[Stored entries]
## begin
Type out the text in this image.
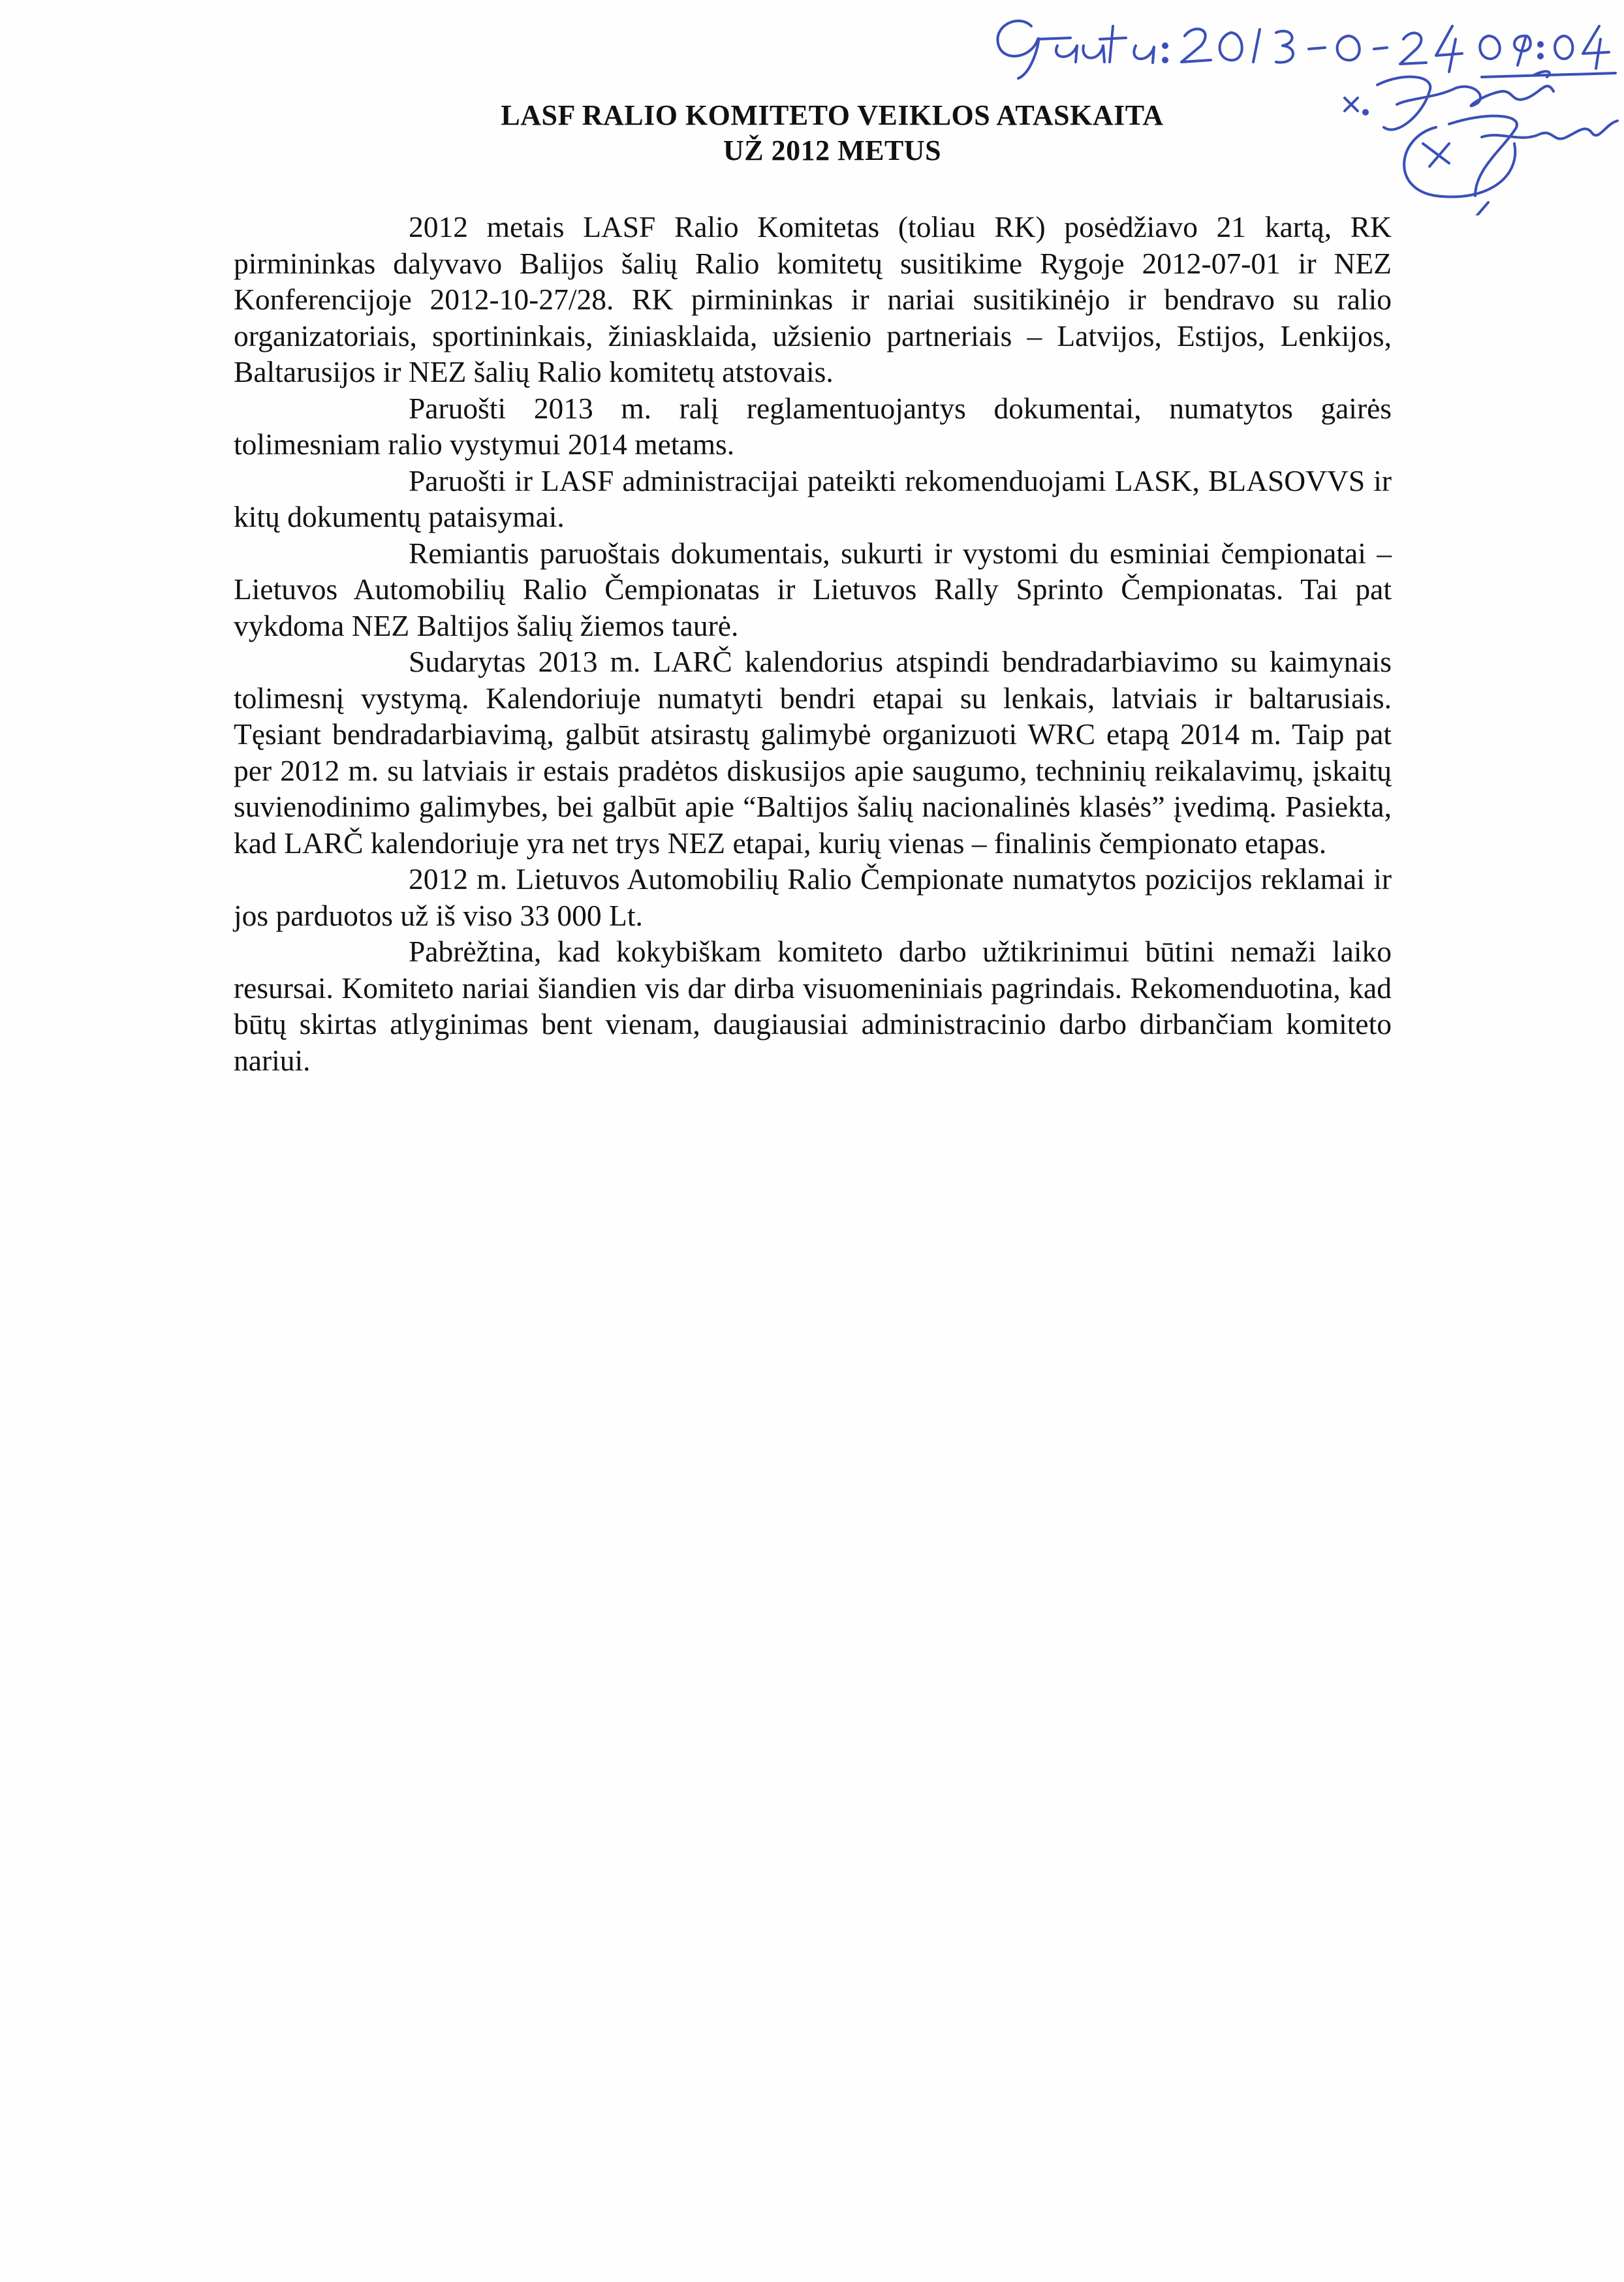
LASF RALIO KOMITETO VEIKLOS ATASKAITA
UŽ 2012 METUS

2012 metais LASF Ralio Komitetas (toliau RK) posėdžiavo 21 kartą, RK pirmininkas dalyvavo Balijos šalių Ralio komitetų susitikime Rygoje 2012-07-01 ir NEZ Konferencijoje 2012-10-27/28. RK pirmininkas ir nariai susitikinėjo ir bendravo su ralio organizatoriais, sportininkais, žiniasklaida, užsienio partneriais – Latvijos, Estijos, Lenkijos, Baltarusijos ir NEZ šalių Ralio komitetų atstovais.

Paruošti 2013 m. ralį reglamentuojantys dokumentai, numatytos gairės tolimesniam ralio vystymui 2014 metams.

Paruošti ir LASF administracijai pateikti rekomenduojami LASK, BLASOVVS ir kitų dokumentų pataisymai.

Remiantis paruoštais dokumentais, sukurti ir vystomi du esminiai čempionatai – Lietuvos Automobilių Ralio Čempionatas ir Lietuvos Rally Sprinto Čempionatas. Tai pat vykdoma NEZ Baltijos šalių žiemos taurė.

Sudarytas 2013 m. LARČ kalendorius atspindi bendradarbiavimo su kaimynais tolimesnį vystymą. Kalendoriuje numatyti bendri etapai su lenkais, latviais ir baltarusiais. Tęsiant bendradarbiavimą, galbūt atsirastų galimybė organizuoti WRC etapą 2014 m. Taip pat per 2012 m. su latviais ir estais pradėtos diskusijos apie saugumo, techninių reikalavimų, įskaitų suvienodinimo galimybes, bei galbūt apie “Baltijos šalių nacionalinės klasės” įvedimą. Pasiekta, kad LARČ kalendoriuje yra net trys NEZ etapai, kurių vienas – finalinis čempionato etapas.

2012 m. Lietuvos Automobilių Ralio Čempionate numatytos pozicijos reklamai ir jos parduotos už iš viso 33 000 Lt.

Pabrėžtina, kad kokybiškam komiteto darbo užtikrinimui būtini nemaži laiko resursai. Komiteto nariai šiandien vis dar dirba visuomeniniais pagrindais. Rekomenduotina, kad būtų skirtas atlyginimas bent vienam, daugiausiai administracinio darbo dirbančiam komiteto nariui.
## end
Instructions to follow:
Omit the pictures, then output the rest of the listing exactly.

Solution:
Type out the text in this image.
LASF RALIO KOMITETO VEIKLOS ATASKAITA
UŽ 2012 METUS

2012 metais LASF Ralio Komitetas (toliau RK) posėdžiavo 21 kartą, RK pirmininkas dalyvavo Balijos šalių Ralio komitetų susitikime Rygoje 2012-07-01 ir NEZ Konferencijoje 2012-10-27/28. RK pirmininkas ir nariai susitikinėjo ir bendravo su ralio organizatoriais, sportininkais, žiniasklaida, užsienio partneriais – Latvijos, Estijos, Lenkijos, Baltarusijos ir NEZ šalių Ralio komitetų atstovais.

Paruošti 2013 m. ralį reglamentuojantys dokumentai, numatytos gairės tolimesniam ralio vystymui 2014 metams.

Paruošti ir LASF administracijai pateikti rekomenduojami LASK, BLASOVVS ir kitų dokumentų pataisymai.

Remiantis paruoštais dokumentais, sukurti ir vystomi du esminiai čempionatai – Lietuvos Automobilių Ralio Čempionatas ir Lietuvos Rally Sprinto Čempionatas. Tai pat vykdoma NEZ Baltijos šalių žiemos taurė.

Sudarytas 2013 m. LARČ kalendorius atspindi bendradarbiavimo su kaimynais tolimesnį vystymą. Kalendoriuje numatyti bendri etapai su lenkais, latviais ir baltarusiais. Tęsiant bendradarbiavimą, galbūt atsirastų galimybė organizuoti WRC etapą 2014 m. Taip pat per 2012 m. su latviais ir estais pradėtos diskusijos apie saugumo, techninių reikalavimų, įskaitų suvienodinimo galimybes, bei galbūt apie “Baltijos šalių nacionalinės klasės” įvedimą. Pasiekta, kad LARČ kalendoriuje yra net trys NEZ etapai, kurių vienas – finalinis čempionato etapas.

2012 m. Lietuvos Automobilių Ralio Čempionate numatytos pozicijos reklamai ir jos parduotos už iš viso 33 000 Lt.

Pabrėžtina, kad kokybiškam komiteto darbo užtikrinimui būtini nemaži laiko resursai. Komiteto nariai šiandien vis dar dirba visuomeniniais pagrindais. Rekomenduotina, kad būtų skirtas atlyginimas bent vienam, daugiausiai administracinio darbo dirbančiam komiteto nariui.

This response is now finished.